* _INPUT MATERIAL_
════════
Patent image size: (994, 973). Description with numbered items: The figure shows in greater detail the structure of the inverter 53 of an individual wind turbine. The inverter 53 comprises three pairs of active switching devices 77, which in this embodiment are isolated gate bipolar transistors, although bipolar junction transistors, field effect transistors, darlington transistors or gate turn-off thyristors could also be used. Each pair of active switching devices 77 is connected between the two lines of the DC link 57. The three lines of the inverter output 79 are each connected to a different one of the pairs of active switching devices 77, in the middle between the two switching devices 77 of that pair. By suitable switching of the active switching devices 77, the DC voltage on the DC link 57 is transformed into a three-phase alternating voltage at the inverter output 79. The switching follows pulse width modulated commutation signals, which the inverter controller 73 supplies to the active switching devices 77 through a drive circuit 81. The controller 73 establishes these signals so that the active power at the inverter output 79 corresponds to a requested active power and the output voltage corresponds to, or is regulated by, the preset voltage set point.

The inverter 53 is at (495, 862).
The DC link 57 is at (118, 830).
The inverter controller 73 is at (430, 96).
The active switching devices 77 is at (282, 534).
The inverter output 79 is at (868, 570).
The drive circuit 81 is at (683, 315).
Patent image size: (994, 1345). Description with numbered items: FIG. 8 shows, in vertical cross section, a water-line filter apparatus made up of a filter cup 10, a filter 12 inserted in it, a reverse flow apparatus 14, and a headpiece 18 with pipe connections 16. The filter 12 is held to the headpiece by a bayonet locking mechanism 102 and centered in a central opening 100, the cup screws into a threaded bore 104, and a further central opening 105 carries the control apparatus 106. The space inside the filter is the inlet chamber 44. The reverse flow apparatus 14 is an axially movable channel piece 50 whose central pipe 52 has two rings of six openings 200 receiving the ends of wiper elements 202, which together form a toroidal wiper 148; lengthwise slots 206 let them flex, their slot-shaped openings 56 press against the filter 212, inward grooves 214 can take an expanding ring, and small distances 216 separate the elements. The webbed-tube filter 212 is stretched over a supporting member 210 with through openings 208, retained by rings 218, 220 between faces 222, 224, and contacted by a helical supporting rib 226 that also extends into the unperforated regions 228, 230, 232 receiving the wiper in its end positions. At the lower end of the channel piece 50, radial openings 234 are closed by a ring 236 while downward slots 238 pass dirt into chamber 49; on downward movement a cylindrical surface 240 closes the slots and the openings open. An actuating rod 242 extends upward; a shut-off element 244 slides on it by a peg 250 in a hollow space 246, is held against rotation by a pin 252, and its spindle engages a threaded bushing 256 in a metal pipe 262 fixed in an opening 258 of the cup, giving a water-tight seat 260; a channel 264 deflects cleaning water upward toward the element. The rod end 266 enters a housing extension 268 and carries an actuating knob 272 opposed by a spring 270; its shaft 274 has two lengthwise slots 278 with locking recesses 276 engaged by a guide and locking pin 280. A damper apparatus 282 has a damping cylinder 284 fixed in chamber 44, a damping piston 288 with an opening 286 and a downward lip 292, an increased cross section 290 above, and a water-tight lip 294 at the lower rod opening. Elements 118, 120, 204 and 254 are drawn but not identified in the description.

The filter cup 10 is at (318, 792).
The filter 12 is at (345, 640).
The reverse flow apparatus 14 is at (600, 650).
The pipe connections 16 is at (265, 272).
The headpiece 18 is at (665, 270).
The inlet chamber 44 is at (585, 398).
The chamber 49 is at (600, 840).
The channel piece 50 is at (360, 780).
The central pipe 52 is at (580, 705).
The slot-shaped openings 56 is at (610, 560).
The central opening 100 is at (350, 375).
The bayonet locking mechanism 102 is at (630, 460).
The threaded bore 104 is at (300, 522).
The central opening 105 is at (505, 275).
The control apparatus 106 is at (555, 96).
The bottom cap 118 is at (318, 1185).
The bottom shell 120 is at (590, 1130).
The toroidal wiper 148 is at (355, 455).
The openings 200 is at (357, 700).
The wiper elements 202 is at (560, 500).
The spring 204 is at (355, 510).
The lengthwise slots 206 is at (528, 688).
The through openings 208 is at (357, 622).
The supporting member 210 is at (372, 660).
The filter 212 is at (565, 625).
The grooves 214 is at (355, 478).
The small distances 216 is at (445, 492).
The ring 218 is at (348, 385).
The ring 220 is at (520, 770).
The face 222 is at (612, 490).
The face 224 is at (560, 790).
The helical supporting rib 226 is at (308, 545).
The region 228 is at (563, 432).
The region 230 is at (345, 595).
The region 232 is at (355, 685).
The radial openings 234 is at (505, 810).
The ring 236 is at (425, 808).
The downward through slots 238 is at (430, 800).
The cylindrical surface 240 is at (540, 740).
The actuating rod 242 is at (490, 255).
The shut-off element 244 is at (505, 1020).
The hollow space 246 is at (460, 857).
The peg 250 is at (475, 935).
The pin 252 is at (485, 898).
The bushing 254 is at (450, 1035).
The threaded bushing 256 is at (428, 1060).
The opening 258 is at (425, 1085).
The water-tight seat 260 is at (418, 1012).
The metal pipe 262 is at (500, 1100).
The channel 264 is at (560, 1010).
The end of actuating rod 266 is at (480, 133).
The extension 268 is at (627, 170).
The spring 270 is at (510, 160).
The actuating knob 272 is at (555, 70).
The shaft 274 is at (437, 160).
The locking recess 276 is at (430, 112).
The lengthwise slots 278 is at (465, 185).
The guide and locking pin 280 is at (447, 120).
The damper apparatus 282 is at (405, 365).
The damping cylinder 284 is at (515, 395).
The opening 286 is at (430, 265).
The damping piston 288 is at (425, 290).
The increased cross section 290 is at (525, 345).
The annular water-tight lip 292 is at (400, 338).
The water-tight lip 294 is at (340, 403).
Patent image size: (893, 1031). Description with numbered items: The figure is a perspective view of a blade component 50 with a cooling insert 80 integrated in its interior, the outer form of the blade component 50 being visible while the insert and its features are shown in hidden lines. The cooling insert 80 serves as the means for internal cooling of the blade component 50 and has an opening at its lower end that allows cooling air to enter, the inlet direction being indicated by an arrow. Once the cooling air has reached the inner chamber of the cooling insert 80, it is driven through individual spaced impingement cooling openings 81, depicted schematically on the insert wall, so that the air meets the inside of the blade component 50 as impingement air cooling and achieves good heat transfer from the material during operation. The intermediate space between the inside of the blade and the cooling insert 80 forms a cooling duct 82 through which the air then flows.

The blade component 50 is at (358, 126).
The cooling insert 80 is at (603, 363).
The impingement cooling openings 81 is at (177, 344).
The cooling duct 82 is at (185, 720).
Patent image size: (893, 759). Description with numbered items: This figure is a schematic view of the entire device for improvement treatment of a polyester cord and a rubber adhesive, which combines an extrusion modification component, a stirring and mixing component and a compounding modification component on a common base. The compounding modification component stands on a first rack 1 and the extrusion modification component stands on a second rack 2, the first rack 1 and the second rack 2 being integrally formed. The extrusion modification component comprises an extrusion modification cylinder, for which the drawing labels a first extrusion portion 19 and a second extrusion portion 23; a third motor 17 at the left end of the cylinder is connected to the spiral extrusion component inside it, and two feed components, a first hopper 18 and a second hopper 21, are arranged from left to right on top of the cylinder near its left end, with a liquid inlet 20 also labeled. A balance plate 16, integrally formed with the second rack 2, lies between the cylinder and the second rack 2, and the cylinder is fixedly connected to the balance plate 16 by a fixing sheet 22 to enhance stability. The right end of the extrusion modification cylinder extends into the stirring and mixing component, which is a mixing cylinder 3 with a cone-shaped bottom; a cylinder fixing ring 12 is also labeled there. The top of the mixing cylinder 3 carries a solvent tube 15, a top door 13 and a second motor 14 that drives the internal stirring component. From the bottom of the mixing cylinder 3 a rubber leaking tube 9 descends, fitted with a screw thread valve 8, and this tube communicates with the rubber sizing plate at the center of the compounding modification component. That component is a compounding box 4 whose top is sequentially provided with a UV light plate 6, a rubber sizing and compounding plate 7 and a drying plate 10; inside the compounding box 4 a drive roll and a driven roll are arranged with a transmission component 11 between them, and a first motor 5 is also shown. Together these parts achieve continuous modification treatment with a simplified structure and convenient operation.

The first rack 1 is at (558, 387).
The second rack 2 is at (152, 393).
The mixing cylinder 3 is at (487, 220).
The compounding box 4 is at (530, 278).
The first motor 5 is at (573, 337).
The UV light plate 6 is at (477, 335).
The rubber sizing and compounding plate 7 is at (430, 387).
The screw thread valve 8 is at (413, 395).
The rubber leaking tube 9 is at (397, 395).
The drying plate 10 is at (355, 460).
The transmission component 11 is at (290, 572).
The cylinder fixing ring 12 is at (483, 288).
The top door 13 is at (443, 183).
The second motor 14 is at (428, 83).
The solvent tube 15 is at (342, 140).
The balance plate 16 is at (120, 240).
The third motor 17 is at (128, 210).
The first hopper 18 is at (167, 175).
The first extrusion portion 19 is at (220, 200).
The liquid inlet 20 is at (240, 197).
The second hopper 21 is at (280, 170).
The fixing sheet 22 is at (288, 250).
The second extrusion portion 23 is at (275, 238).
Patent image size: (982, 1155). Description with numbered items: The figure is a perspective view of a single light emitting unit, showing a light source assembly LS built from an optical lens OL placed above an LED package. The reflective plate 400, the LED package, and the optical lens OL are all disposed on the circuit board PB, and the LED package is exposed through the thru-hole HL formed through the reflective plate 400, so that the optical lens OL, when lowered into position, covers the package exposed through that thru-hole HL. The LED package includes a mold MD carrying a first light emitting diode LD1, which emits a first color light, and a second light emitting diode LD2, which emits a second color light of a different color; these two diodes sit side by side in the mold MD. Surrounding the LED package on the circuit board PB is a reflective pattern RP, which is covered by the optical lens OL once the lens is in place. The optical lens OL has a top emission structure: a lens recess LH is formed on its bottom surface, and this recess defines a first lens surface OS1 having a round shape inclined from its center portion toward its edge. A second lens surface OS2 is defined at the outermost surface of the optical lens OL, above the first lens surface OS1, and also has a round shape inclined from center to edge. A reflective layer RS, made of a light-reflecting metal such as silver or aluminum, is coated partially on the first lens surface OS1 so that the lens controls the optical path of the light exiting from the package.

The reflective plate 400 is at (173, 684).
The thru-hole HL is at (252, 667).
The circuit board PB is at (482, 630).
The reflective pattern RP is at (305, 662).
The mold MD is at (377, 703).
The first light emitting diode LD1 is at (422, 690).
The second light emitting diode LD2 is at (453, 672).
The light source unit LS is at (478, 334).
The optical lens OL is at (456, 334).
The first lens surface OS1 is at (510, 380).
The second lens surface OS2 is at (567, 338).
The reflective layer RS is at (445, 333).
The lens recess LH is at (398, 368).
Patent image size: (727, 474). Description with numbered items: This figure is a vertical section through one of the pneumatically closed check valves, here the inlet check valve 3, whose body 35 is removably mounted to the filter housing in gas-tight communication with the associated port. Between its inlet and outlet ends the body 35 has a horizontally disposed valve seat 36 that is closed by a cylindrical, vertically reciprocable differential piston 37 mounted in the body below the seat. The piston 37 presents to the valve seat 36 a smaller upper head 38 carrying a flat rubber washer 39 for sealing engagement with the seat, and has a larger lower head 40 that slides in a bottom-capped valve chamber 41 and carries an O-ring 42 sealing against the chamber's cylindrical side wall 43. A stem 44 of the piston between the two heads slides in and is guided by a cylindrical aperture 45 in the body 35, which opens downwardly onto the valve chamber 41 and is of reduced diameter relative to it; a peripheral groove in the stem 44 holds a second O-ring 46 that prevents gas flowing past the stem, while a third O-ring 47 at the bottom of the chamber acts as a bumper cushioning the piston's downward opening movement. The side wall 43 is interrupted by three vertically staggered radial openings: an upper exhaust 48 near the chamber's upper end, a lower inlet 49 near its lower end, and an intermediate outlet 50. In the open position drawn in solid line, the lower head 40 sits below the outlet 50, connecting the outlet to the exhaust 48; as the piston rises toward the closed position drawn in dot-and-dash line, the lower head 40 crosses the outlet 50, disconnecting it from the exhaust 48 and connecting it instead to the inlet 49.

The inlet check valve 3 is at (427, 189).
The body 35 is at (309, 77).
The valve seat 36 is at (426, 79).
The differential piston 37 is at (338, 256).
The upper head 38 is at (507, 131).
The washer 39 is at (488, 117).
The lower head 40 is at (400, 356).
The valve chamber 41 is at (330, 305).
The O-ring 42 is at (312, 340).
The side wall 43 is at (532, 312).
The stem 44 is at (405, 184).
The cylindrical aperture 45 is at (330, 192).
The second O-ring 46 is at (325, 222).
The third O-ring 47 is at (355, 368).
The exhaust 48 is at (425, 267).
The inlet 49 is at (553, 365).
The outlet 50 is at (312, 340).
════════
* _THE TASK_
Can you reproduce word for word every line from the first one up to and including the line that contains "The drive circuit 81 is at (683, 315)."?

* _WORKED ANSWER_
Patent image size: (994, 973). Description with numbered items: The figure shows in greater detail the structure of the inverter 53 of an individual wind turbine. The inverter 53 comprises three pairs of active switching devices 77, which in this embodiment are isolated gate bipolar transistors, although bipolar junction transistors, field effect transistors, darlington transistors or gate turn-off thyristors could also be used. Each pair of active switching devices 77 is connected between the two lines of the DC link 57. The three lines of the inverter output 79 are each connected to a different one of the pairs of active switching devices 77, in the middle between the two switching devices 77 of that pair. By suitable switching of the active switching devices 77, the DC voltage on the DC link 57 is transformed into a three-phase alternating voltage at the inverter output 79. The switching follows pulse width modulated commutation signals, which the inverter controller 73 supplies to the active switching devices 77 through a drive circuit 81. The controller 73 establishes these signals so that the active power at the inverter output 79 corresponds to a requested active power and the output voltage corresponds to, or is regulated by, the preset voltage set point.

The inverter 53 is at (495, 862).
The DC link 57 is at (118, 830).
The inverter controller 73 is at (430, 96).
The active switching devices 77 is at (282, 534).
The inverter output 79 is at (868, 570).
The drive circuit 81 is at (683, 315).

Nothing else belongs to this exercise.